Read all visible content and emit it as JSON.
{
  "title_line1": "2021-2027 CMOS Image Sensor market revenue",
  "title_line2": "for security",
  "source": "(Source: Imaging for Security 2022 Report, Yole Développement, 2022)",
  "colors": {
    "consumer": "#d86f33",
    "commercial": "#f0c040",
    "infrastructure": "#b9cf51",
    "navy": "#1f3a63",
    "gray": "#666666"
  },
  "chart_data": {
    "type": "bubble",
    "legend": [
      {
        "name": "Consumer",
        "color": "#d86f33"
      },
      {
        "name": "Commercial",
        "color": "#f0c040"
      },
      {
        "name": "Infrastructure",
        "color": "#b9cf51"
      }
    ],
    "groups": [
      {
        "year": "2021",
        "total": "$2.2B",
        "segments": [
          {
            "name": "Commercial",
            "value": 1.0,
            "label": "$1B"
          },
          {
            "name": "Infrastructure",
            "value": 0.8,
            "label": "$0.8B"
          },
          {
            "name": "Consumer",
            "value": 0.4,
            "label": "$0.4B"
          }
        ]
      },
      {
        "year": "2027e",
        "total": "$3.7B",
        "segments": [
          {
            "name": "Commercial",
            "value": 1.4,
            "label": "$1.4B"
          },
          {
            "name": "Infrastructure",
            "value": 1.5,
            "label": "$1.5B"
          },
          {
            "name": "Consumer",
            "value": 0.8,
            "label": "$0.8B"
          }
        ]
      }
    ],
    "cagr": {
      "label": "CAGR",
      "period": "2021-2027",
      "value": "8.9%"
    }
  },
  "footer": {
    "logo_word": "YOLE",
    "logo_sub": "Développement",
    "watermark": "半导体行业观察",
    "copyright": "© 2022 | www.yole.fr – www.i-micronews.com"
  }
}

┄┄┄┄┄┄┄┄┄┄┄┄┄┄┄┄┄┄┄┄

Exactly as they are written, print the entries again.

**RIGHT ANSWER:**
Read all visible content and emit it as JSON.
{
  "title_line1": "2021-2027 CMOS Image Sensor market revenue",
  "title_line2": "for security",
  "source": "(Source: Imaging for Security 2022 Report, Yole Développement, 2022)",
  "colors": {
    "consumer": "#d86f33",
    "commercial": "#f0c040",
    "infrastructure": "#b9cf51",
    "navy": "#1f3a63",
    "gray": "#666666"
  },
  "chart_data": {
    "type": "bubble",
    "legend": [
      {
        "name": "Consumer",
        "color": "#d86f33"
      },
      {
        "name": "Commercial",
        "color": "#f0c040"
      },
      {
        "name": "Infrastructure",
        "color": "#b9cf51"
      }
    ],
    "groups": [
      {
        "year": "2021",
        "total": "$2.2B",
        "segments": [
          {
            "name": "Commercial",
            "value": 1.0,
            "label": "$1B"
          },
          {
            "name": "Infrastructure",
            "value": 0.8,
            "label": "$0.8B"
          },
          {
            "name": "Consumer",
            "value": 0.4,
            "label": "$0.4B"
          }
        ]
      },
      {
        "year": "2027e",
        "total": "$3.7B",
        "segments": [
          {
            "name": "Commercial",
            "value": 1.4,
            "label": "$1.4B"
          },
          {
            "name": "Infrastructure",
            "value": 1.5,
            "label": "$1.5B"
          },
          {
            "name": "Consumer",
            "value": 0.8,
            "label": "$0.8B"
          }
        ]
      }
    ],
    "cagr": {
      "label": "CAGR",
      "period": "2021-2027",
      "value": "8.9%"
    }
  },
  "footer": {
    "logo_word": "YOLE",
    "logo_sub": "Développement",
    "watermark": "半导体行业观察",
    "copyright": "© 2022 | www.yole.fr – www.i-micronews.com"
  }
}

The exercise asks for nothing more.